Show all lines of the listing that hold the word "लगभग".

*** Data for the task

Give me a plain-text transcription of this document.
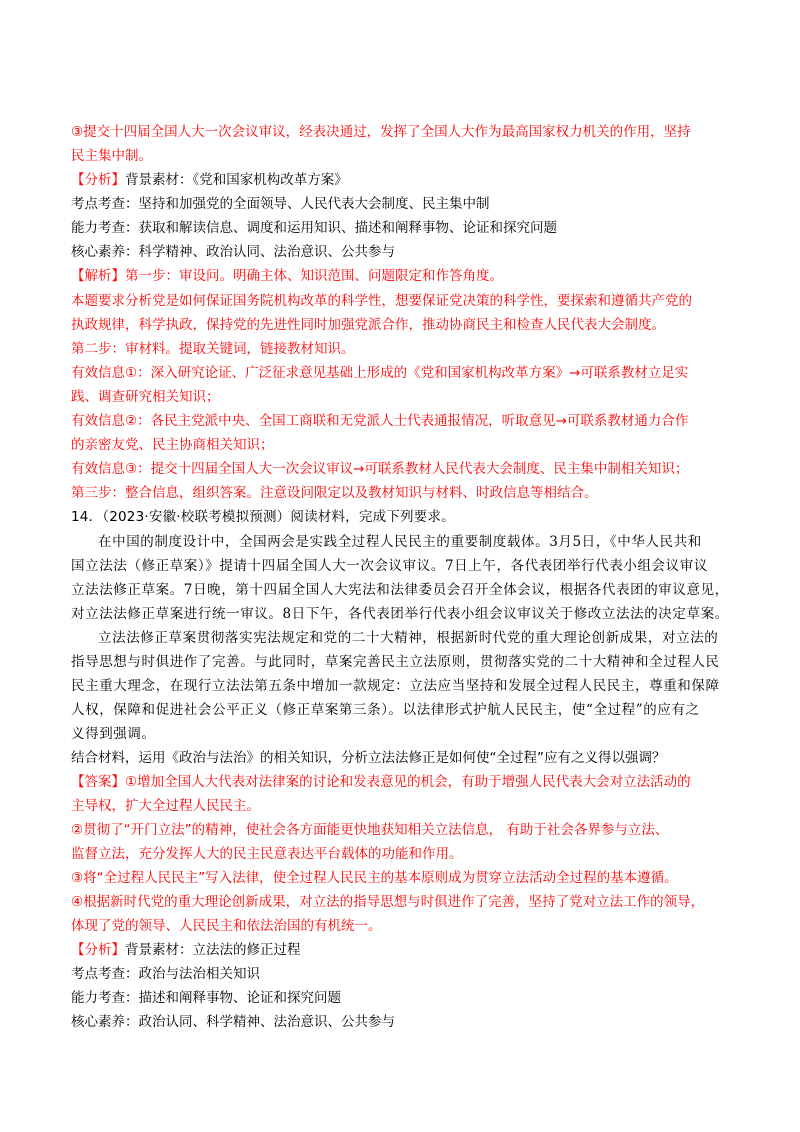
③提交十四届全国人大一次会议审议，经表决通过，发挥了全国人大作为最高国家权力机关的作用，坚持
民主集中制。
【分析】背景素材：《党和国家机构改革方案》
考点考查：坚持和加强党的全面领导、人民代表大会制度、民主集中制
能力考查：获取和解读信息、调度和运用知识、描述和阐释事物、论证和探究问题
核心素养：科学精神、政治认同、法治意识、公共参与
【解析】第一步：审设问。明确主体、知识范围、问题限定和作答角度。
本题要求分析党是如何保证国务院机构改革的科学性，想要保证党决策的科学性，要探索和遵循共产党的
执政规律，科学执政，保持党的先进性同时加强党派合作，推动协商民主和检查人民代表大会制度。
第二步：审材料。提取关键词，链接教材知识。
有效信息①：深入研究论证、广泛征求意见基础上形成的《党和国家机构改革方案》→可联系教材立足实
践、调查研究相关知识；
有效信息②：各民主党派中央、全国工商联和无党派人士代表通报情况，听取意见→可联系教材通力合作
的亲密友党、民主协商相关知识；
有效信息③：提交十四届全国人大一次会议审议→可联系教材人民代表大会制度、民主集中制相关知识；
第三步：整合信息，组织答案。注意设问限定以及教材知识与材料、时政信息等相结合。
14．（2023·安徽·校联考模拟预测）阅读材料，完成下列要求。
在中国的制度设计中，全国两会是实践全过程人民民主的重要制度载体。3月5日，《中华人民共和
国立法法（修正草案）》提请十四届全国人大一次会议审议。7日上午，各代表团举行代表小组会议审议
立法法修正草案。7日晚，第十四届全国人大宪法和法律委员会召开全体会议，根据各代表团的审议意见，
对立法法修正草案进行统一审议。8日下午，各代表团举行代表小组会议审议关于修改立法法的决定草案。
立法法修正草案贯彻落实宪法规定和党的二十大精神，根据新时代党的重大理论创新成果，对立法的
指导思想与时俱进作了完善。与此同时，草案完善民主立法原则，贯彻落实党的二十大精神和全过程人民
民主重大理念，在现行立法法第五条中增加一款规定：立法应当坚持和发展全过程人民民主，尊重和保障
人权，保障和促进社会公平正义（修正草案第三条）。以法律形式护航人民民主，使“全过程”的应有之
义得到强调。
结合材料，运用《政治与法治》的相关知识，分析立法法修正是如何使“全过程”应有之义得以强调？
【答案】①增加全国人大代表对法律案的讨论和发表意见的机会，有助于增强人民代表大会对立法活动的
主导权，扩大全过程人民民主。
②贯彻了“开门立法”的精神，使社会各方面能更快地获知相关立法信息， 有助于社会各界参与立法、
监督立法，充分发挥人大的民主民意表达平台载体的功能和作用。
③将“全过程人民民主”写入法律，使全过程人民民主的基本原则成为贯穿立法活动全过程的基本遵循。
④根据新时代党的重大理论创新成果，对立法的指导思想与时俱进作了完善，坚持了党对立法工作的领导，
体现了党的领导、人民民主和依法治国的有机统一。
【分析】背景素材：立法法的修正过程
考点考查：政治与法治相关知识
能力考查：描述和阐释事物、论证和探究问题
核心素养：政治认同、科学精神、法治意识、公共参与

******
*** Data for the task

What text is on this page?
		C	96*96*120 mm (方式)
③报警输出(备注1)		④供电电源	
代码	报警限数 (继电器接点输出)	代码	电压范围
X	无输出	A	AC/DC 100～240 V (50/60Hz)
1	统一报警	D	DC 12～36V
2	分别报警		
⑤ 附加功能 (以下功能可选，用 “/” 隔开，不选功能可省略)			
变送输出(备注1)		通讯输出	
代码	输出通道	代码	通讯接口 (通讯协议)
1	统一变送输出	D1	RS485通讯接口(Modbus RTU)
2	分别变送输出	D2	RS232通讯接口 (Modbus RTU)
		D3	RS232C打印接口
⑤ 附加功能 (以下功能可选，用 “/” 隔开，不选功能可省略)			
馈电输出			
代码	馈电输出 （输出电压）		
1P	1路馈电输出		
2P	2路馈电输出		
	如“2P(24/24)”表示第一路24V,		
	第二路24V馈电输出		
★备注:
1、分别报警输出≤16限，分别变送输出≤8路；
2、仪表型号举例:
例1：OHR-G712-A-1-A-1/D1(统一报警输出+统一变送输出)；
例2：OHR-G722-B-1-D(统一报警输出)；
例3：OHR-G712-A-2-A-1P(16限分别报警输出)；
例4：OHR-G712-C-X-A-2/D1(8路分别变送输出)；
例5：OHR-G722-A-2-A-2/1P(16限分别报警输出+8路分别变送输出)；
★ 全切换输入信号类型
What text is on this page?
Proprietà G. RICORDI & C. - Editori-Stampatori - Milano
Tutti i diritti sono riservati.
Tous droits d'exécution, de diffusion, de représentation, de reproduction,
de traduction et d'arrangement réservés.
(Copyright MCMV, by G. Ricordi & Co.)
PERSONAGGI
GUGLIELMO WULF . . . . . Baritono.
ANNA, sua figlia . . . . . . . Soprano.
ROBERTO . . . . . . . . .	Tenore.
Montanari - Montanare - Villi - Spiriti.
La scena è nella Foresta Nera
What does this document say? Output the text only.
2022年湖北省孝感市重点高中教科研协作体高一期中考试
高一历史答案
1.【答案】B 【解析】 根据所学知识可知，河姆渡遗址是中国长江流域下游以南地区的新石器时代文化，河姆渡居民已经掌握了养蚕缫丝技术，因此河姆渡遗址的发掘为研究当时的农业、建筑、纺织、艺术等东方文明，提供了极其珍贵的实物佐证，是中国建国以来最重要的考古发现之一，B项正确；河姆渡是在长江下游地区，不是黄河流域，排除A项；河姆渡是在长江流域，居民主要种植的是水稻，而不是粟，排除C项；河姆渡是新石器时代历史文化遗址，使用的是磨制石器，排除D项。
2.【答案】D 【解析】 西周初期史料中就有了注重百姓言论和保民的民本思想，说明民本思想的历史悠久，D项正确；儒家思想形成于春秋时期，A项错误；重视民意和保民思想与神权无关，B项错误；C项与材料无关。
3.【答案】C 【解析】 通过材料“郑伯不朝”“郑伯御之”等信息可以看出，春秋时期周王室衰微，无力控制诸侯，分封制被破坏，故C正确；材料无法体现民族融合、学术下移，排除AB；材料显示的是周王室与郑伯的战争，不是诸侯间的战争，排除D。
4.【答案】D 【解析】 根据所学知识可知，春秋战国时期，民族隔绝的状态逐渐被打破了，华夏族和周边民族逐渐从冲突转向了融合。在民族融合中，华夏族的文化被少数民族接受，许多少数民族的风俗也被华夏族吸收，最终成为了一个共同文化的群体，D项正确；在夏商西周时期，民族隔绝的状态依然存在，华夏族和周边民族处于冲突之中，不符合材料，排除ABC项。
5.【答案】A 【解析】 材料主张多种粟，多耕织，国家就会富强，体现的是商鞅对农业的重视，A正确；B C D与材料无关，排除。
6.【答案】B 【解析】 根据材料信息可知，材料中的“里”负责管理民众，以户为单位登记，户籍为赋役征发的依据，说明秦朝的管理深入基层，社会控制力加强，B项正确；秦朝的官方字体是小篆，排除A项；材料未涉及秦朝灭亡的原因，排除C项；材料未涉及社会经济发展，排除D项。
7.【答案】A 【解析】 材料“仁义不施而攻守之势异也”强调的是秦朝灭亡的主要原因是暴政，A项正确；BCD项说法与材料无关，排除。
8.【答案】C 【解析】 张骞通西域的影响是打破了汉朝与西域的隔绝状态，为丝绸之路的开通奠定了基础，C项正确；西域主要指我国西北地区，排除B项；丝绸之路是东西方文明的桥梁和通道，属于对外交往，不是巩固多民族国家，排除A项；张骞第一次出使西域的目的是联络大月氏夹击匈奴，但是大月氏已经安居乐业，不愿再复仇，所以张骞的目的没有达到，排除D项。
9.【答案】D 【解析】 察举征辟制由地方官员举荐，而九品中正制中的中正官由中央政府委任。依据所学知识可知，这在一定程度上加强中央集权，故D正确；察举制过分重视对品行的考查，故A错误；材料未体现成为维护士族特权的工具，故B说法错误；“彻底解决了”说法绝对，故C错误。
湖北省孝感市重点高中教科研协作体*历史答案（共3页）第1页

******
*** Data for the task

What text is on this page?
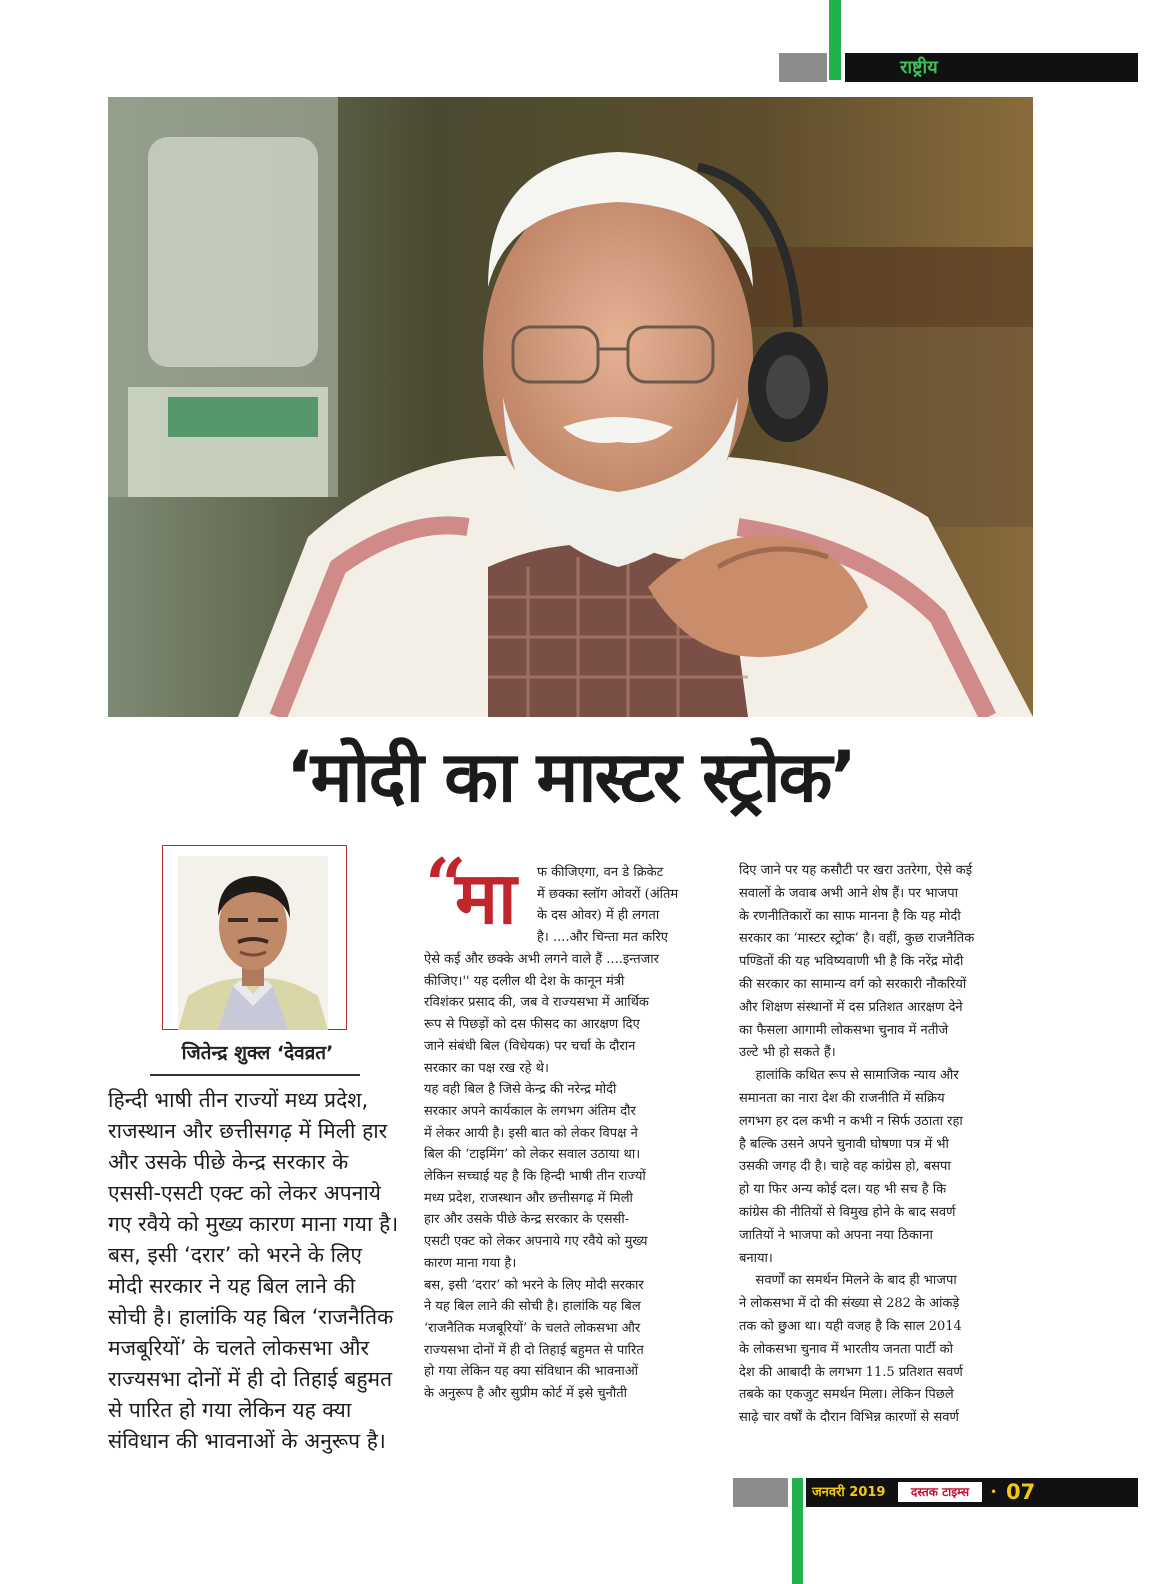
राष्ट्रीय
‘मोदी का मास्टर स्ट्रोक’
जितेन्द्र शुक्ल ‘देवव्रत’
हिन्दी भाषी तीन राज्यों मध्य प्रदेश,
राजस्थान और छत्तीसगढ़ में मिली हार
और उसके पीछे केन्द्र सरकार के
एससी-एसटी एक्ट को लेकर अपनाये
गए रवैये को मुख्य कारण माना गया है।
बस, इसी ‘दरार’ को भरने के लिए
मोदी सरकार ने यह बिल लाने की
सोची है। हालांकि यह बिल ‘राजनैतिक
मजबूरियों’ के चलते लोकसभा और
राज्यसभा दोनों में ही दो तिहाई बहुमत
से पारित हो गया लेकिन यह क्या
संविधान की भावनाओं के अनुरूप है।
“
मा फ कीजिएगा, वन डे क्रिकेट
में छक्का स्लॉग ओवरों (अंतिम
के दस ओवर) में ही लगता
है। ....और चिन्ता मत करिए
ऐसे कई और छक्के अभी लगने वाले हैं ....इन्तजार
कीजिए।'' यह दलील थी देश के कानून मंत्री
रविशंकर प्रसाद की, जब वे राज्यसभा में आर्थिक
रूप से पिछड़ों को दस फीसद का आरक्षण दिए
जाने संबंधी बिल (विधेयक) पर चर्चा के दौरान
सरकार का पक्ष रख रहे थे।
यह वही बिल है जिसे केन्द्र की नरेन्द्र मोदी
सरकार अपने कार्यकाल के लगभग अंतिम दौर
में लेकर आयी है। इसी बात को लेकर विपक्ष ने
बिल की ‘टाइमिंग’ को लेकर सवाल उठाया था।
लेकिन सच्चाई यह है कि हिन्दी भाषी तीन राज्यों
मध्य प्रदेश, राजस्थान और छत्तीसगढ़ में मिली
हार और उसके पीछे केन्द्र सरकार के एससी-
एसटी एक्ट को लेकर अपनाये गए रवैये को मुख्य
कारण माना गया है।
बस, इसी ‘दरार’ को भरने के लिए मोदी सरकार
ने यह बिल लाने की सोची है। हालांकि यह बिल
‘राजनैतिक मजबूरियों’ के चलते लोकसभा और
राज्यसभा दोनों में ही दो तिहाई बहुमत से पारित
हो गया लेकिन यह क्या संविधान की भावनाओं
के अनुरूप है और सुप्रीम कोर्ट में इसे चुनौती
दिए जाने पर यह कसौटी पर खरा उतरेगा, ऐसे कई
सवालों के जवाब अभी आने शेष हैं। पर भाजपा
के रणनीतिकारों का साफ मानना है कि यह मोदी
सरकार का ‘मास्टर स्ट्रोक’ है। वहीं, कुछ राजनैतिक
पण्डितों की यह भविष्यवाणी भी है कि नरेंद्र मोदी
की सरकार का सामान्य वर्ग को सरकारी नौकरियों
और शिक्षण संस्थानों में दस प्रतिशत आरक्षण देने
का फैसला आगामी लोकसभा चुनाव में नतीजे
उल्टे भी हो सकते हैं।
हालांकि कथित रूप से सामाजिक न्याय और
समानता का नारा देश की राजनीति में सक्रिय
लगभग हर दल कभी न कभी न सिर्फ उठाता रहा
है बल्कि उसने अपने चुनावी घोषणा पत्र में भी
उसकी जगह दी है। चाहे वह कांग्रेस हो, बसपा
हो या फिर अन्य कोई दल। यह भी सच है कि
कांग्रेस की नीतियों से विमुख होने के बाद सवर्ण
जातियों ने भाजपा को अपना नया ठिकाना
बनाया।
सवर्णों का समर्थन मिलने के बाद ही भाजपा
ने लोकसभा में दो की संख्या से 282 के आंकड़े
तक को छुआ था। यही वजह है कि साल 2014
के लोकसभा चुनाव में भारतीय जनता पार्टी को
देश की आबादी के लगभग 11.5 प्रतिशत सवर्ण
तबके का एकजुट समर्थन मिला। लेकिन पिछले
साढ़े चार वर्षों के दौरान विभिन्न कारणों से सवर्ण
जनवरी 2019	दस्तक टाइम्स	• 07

******

*Answer to the task*
सरकार अपने कार्यकाल के लगभग अंतिम दौर
लगभग हर दल कभी न कभी न सिर्फ उठाता रहा
देश की आबादी के लगभग 11.5 प्रतिशत सवर्ण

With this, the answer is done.